• [Extracted data]
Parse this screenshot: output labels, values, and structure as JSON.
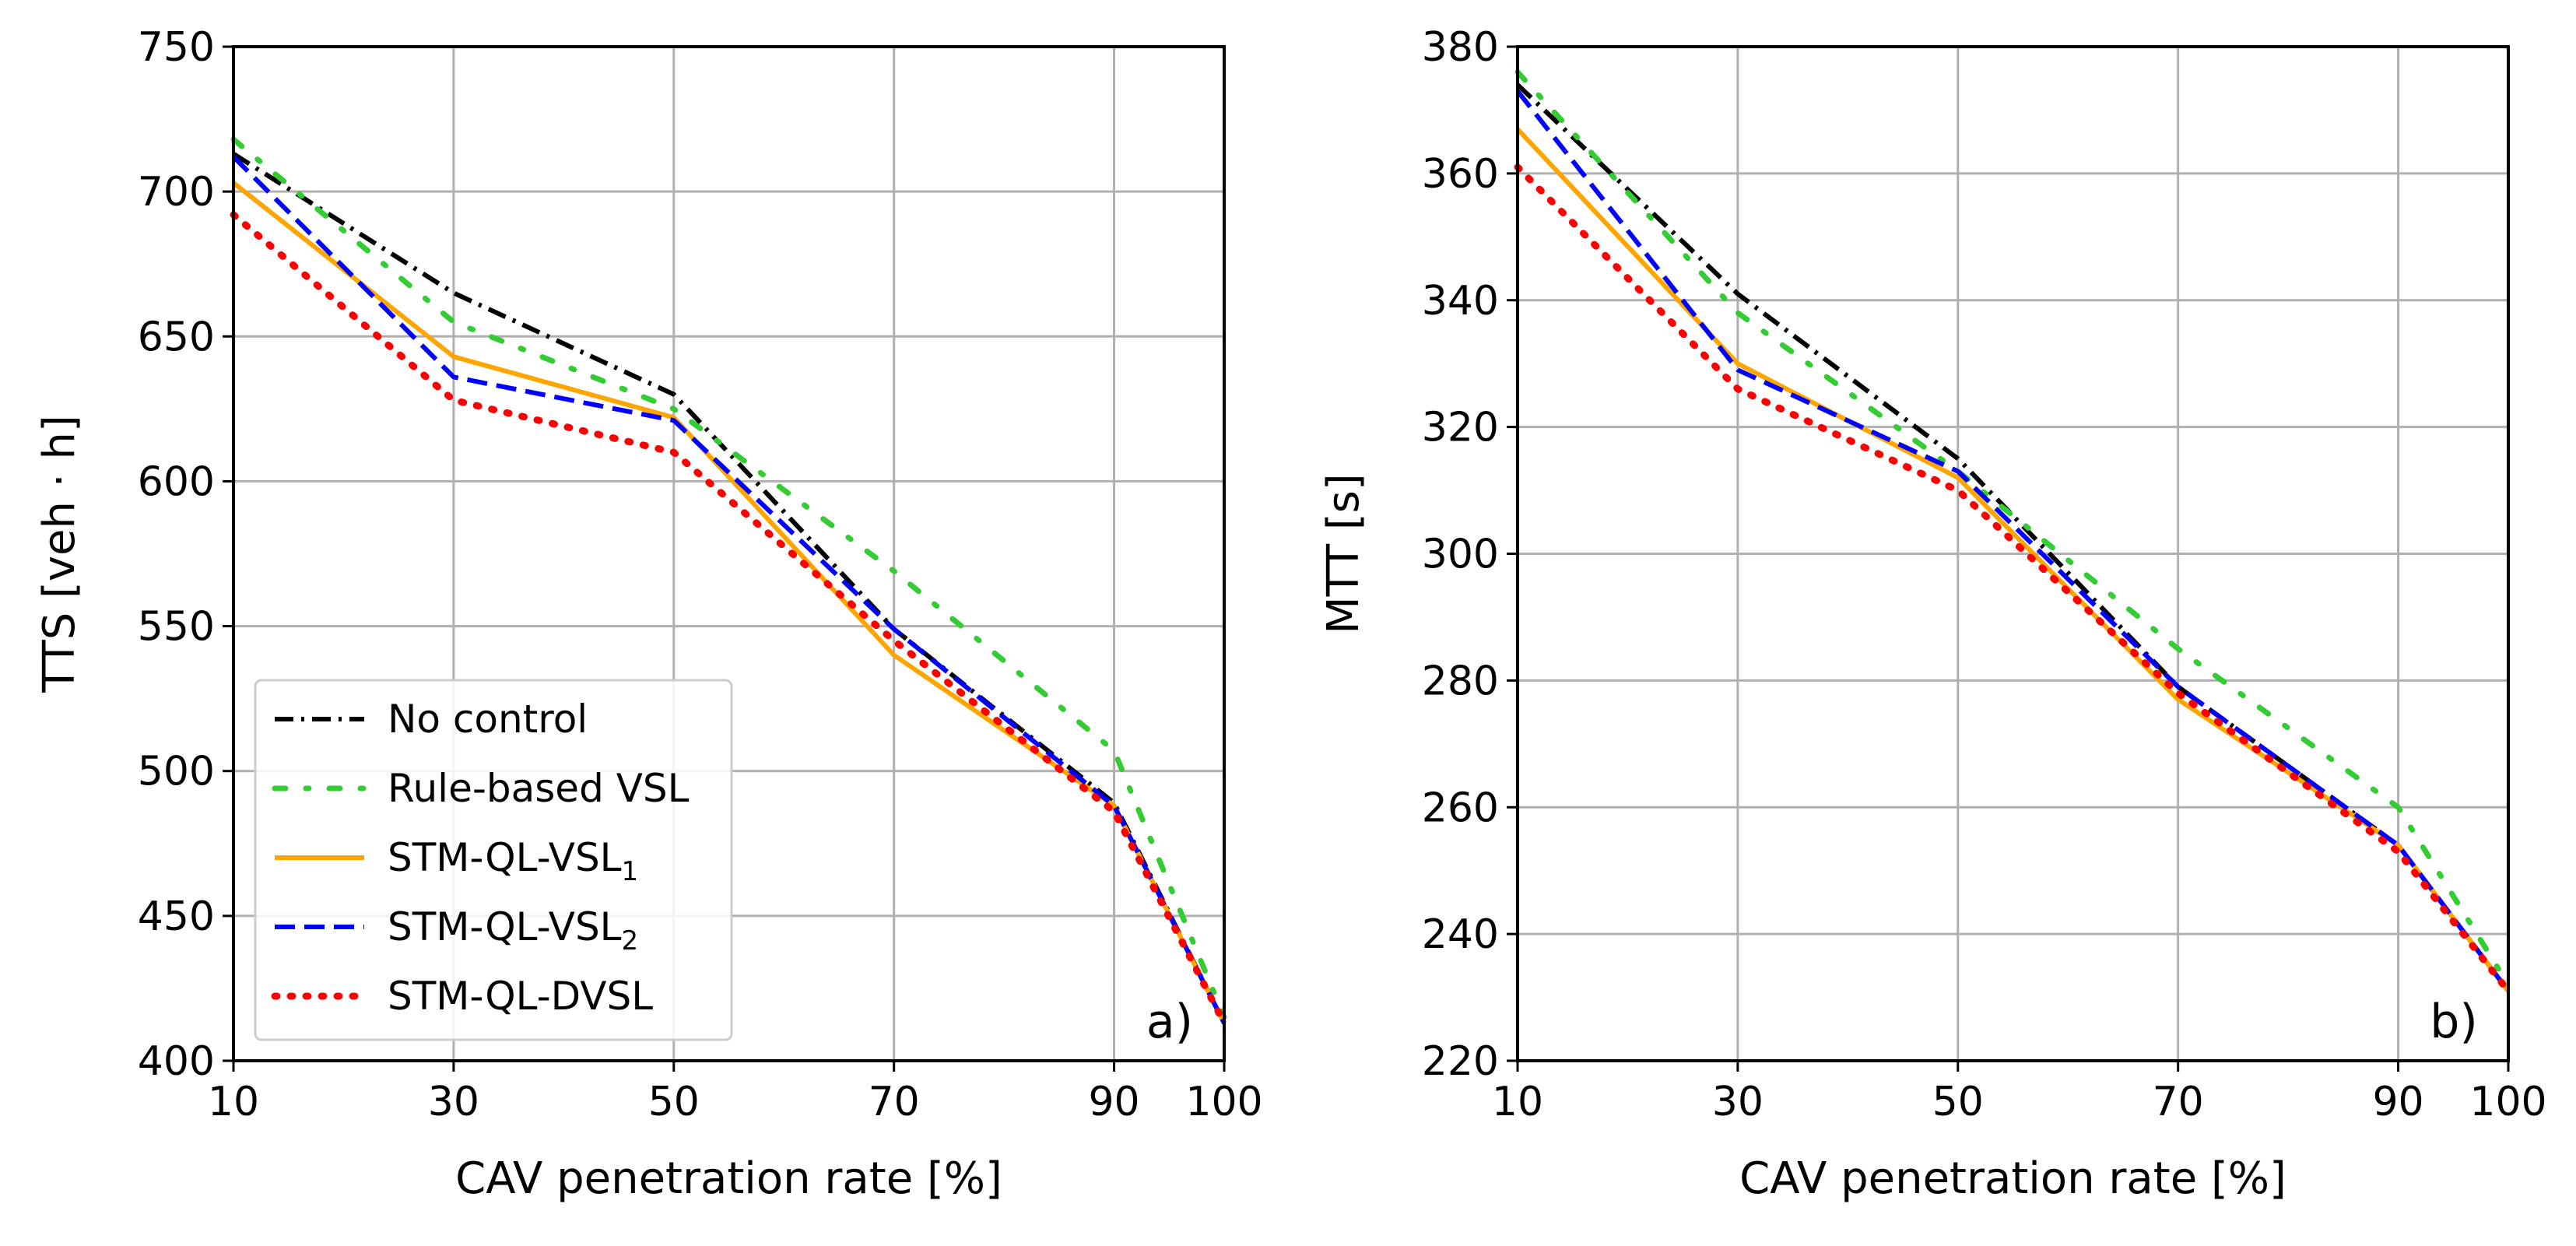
{
  "chart_data": [
    {
      "type": "line",
      "panel_label": "a)",
      "xlabel": "CAV penetration rate [%]",
      "ylabel": "TTS [veh · h]",
      "x": [
        10,
        30,
        50,
        70,
        90,
        100
      ],
      "x_ticks": [
        "10",
        "30",
        "50",
        "70",
        "90",
        "100"
      ],
      "ylim": [
        400,
        750
      ],
      "y_ticks": [
        "400",
        "450",
        "500",
        "550",
        "600",
        "650",
        "700",
        "750"
      ],
      "grid": true,
      "legend_position": "lower-left",
      "series": [
        {
          "name": "No control",
          "label_main": "No control",
          "label_sub": "",
          "color": "#000000",
          "style": "dash-dot",
          "values": [
            713,
            665,
            630,
            549,
            489,
            413
          ]
        },
        {
          "name": "Rule-based VSL",
          "label_main": "Rule-based VSL",
          "label_sub": "",
          "color": "#33cc33",
          "style": "sparse-dash-dot",
          "values": [
            718,
            655,
            625,
            569,
            507,
            415
          ]
        },
        {
          "name": "STM-QL-VSL1",
          "label_main": "STM-QL-VSL",
          "label_sub": "1",
          "color": "#ffa500",
          "style": "solid",
          "values": [
            703,
            643,
            622,
            540,
            488,
            413
          ]
        },
        {
          "name": "STM-QL-VSL2",
          "label_main": "STM-QL-VSL",
          "label_sub": "2",
          "color": "#0000ff",
          "style": "dashed",
          "values": [
            712,
            636,
            621,
            549,
            488,
            413
          ]
        },
        {
          "name": "STM-QL-DVSL",
          "label_main": "STM-QL-DVSL",
          "label_sub": "",
          "color": "#ff0000",
          "style": "dotted",
          "values": [
            692,
            628,
            610,
            545,
            486,
            413
          ]
        }
      ]
    },
    {
      "type": "line",
      "panel_label": "b)",
      "xlabel": "CAV penetration rate [%]",
      "ylabel": "MTT [s]",
      "x": [
        10,
        30,
        50,
        70,
        90,
        100
      ],
      "x_ticks": [
        "10",
        "30",
        "50",
        "70",
        "90",
        "100"
      ],
      "ylim": [
        220,
        380
      ],
      "y_ticks": [
        "220",
        "240",
        "260",
        "280",
        "300",
        "320",
        "340",
        "360",
        "380"
      ],
      "grid": true,
      "series": [
        {
          "name": "No control",
          "color": "#000000",
          "style": "dash-dot",
          "values": [
            374,
            341,
            315,
            279,
            254,
            231
          ]
        },
        {
          "name": "Rule-based VSL",
          "color": "#33cc33",
          "style": "sparse-dash-dot",
          "values": [
            376,
            338,
            313,
            285,
            260,
            232
          ]
        },
        {
          "name": "STM-QL-VSL1",
          "color": "#ffa500",
          "style": "solid",
          "values": [
            367,
            330,
            312,
            277,
            254,
            231
          ]
        },
        {
          "name": "STM-QL-VSL2",
          "color": "#0000ff",
          "style": "dashed",
          "values": [
            373,
            329,
            313,
            279,
            254,
            231
          ]
        },
        {
          "name": "STM-QL-DVSL",
          "color": "#ff0000",
          "style": "dotted",
          "values": [
            361,
            326,
            310,
            278,
            253,
            231
          ]
        }
      ]
    }
  ]
}
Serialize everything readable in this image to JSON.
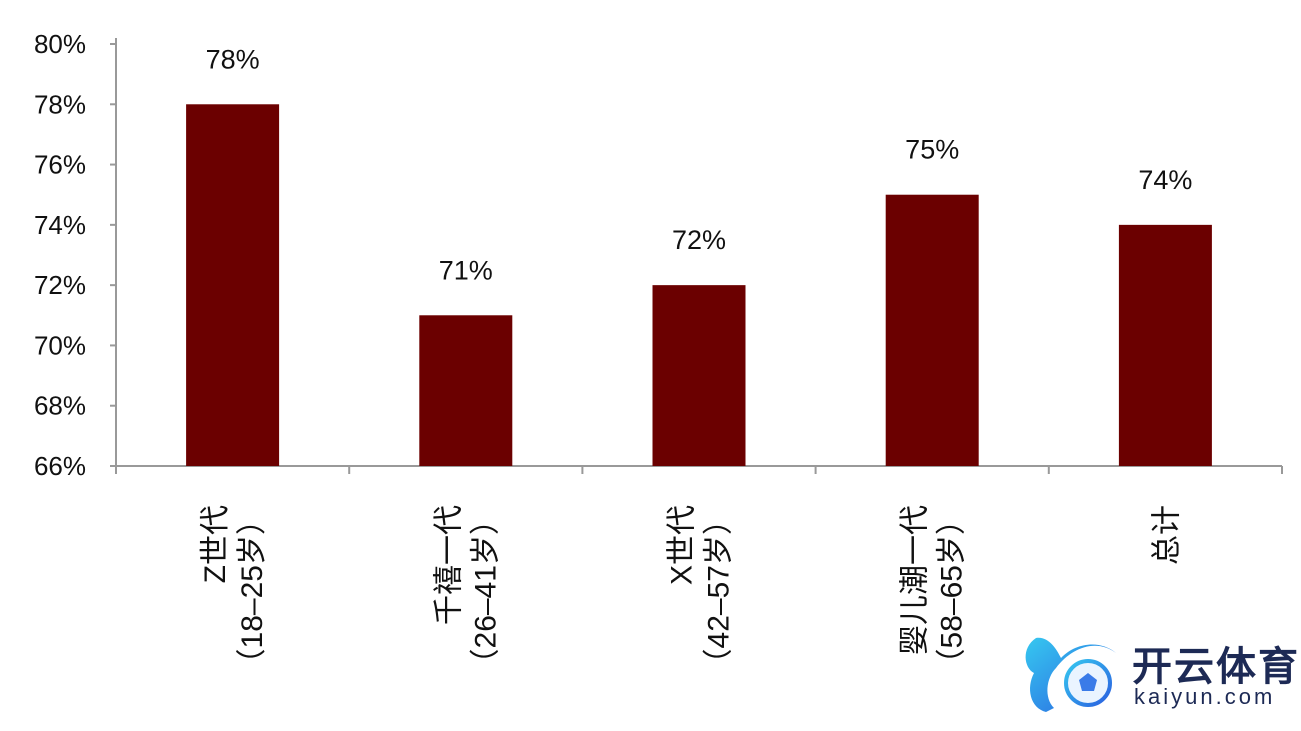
{
  "chart_data": {
    "type": "bar",
    "categories": [
      [
        "Z世代",
        "（18–25岁）"
      ],
      [
        "千禧一代",
        "（26–41岁）"
      ],
      [
        "X世代",
        "（42–57岁）"
      ],
      [
        "婴儿潮一代",
        "（58–65岁）"
      ],
      [
        "总计"
      ]
    ],
    "values": [
      78,
      71,
      72,
      75,
      74
    ],
    "data_labels": [
      "78%",
      "71%",
      "72%",
      "75%",
      "74%"
    ],
    "ylim": [
      66,
      80
    ],
    "yticks": [
      "66%",
      "68%",
      "70%",
      "72%",
      "74%",
      "76%",
      "78%",
      "80%"
    ],
    "title": "",
    "xlabel": "",
    "ylabel": "",
    "grid": false,
    "bar_color": "#6b0000"
  },
  "watermark": {
    "name": "开云体育",
    "domain": "kaiyun.com"
  }
}
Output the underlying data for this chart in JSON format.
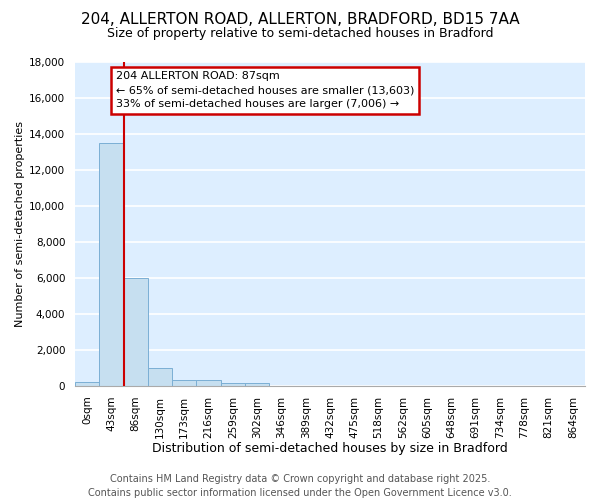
{
  "title": "204, ALLERTON ROAD, ALLERTON, BRADFORD, BD15 7AA",
  "subtitle": "Size of property relative to semi-detached houses in Bradford",
  "xlabel": "Distribution of semi-detached houses by size in Bradford",
  "ylabel": "Number of semi-detached properties",
  "bin_labels": [
    "0sqm",
    "43sqm",
    "86sqm",
    "130sqm",
    "173sqm",
    "216sqm",
    "259sqm",
    "302sqm",
    "346sqm",
    "389sqm",
    "432sqm",
    "475sqm",
    "518sqm",
    "562sqm",
    "605sqm",
    "648sqm",
    "691sqm",
    "734sqm",
    "778sqm",
    "821sqm",
    "864sqm"
  ],
  "bin_values": [
    200,
    13500,
    6000,
    1000,
    350,
    350,
    150,
    150,
    0,
    0,
    0,
    0,
    0,
    0,
    0,
    0,
    0,
    0,
    0,
    0,
    0
  ],
  "bar_color": "#c6dff0",
  "bar_edge_color": "#7bafd4",
  "red_line_bin": 2,
  "annotation_title": "204 ALLERTON ROAD: 87sqm",
  "annotation_line2": "← 65% of semi-detached houses are smaller (13,603)",
  "annotation_line3": "33% of semi-detached houses are larger (7,006) →",
  "annotation_box_color": "#ffffff",
  "annotation_box_edge": "#cc0000",
  "ylim": [
    0,
    18000
  ],
  "yticks": [
    0,
    2000,
    4000,
    6000,
    8000,
    10000,
    12000,
    14000,
    16000,
    18000
  ],
  "footer_line1": "Contains HM Land Registry data © Crown copyright and database right 2025.",
  "footer_line2": "Contains public sector information licensed under the Open Government Licence v3.0.",
  "plot_bg_color": "#ddeeff",
  "fig_bg_color": "#ffffff",
  "grid_color": "#ffffff",
  "title_fontsize": 11,
  "subtitle_fontsize": 9,
  "ylabel_fontsize": 8,
  "xlabel_fontsize": 9,
  "tick_fontsize": 7.5,
  "footer_fontsize": 7
}
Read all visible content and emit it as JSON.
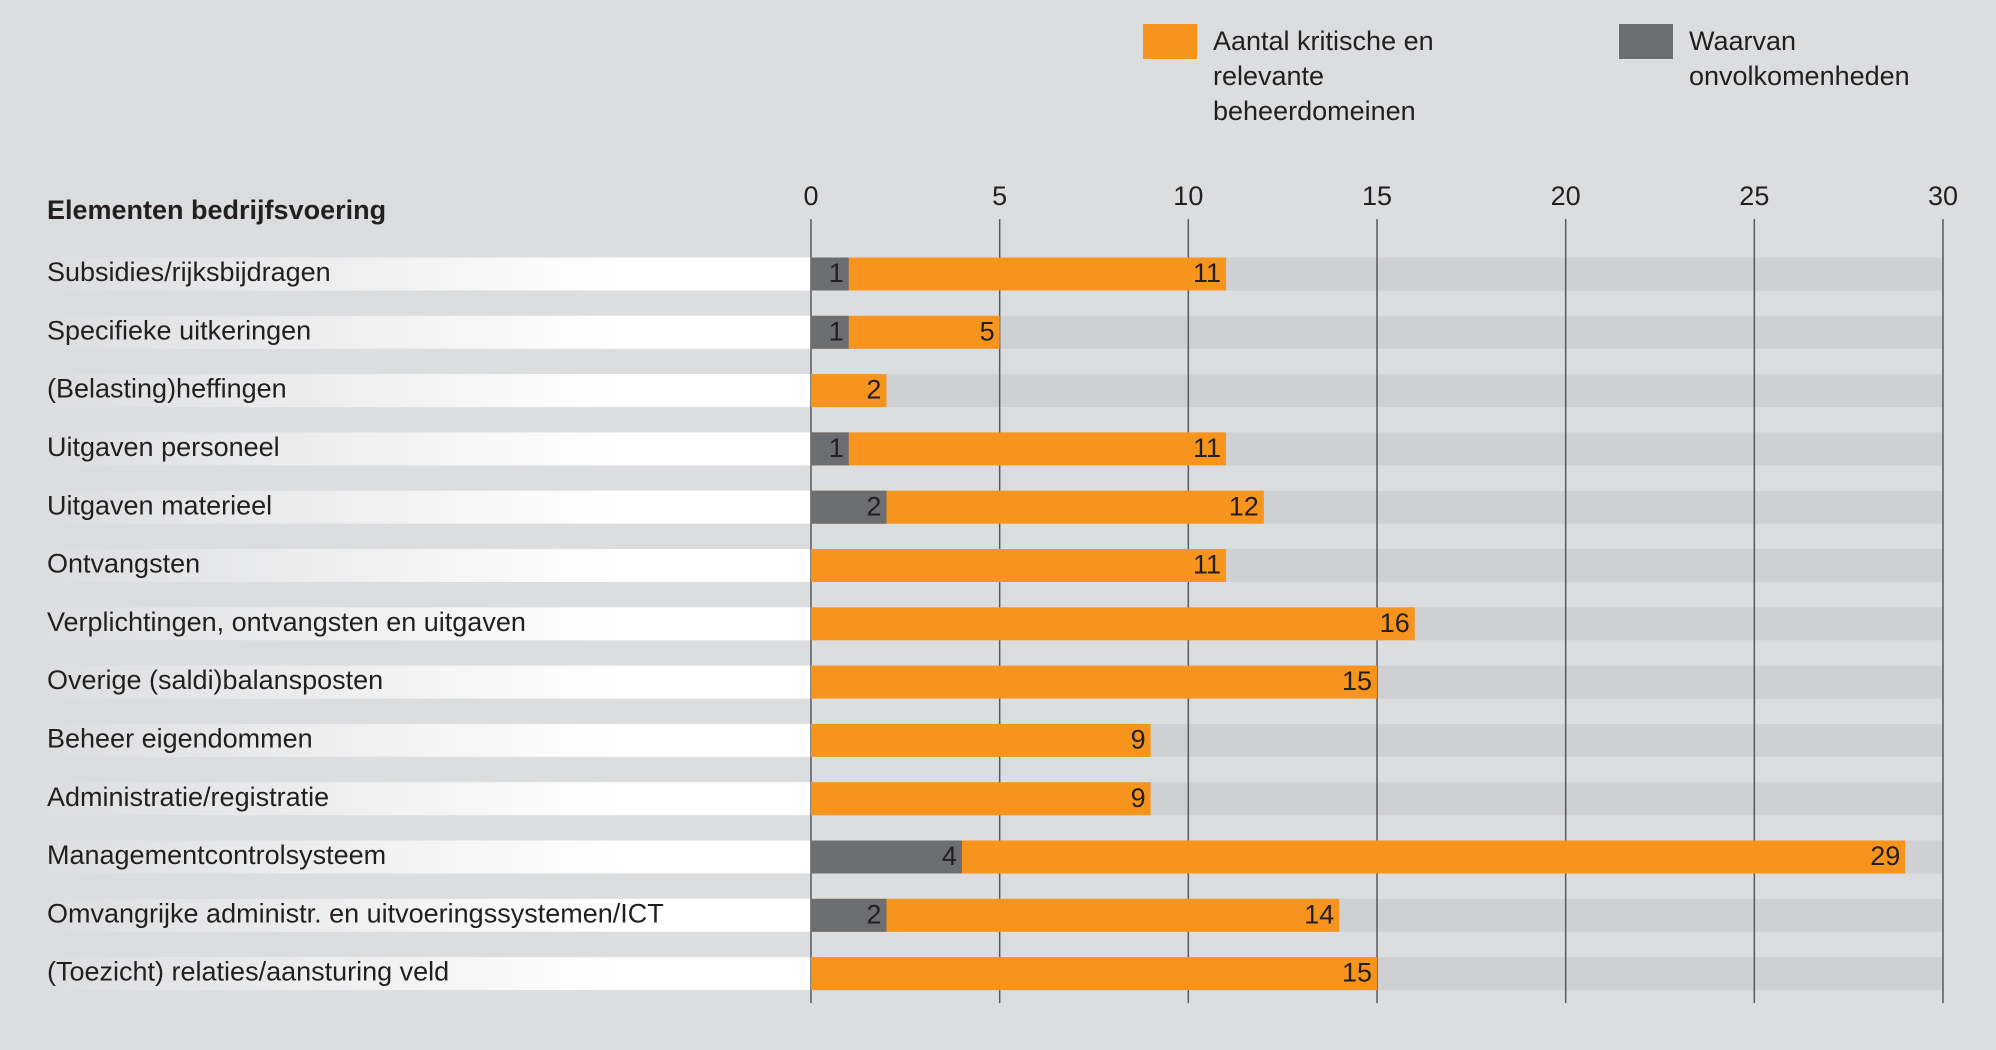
{
  "chart_data": {
    "type": "bar",
    "orientation": "horizontal",
    "overlap": true,
    "category_header": "Elementen bedrijfsvoering",
    "categories": [
      "Subsidies/rijksbijdragen",
      "Specifieke uitkeringen",
      "(Belasting)heffingen",
      "Uitgaven personeel",
      "Uitgaven materieel",
      "Ontvangsten",
      "Verplichtingen, ontvangsten en uitgaven",
      "Overige (saldi)balansposten",
      "Beheer eigendommen",
      "Administratie/registratie",
      "Managementcontrolsysteem",
      "Omvangrijke administr. en uitvoeringssystemen/ICT",
      "(Toezicht) relaties/aansturing veld"
    ],
    "series": [
      {
        "name": "Aantal kritische en relevante beheerdomeinen",
        "color": "#f7941d",
        "values": [
          11,
          5,
          2,
          11,
          12,
          11,
          16,
          15,
          9,
          9,
          29,
          14,
          15
        ]
      },
      {
        "name": "Waarvan onvolkomenheden",
        "color": "#6d6e71",
        "values": [
          1,
          1,
          null,
          1,
          2,
          null,
          null,
          null,
          null,
          null,
          4,
          2,
          null
        ]
      }
    ],
    "xlim": [
      0,
      30
    ],
    "xticks": [
      0,
      5,
      10,
      15,
      20,
      25,
      30
    ],
    "grid": true,
    "legend": "top-right"
  }
}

• [Exercise details] Find every line in the listing that holds the string "ffffff", then say how many there are as a bare number.

• [Completed exercise] 3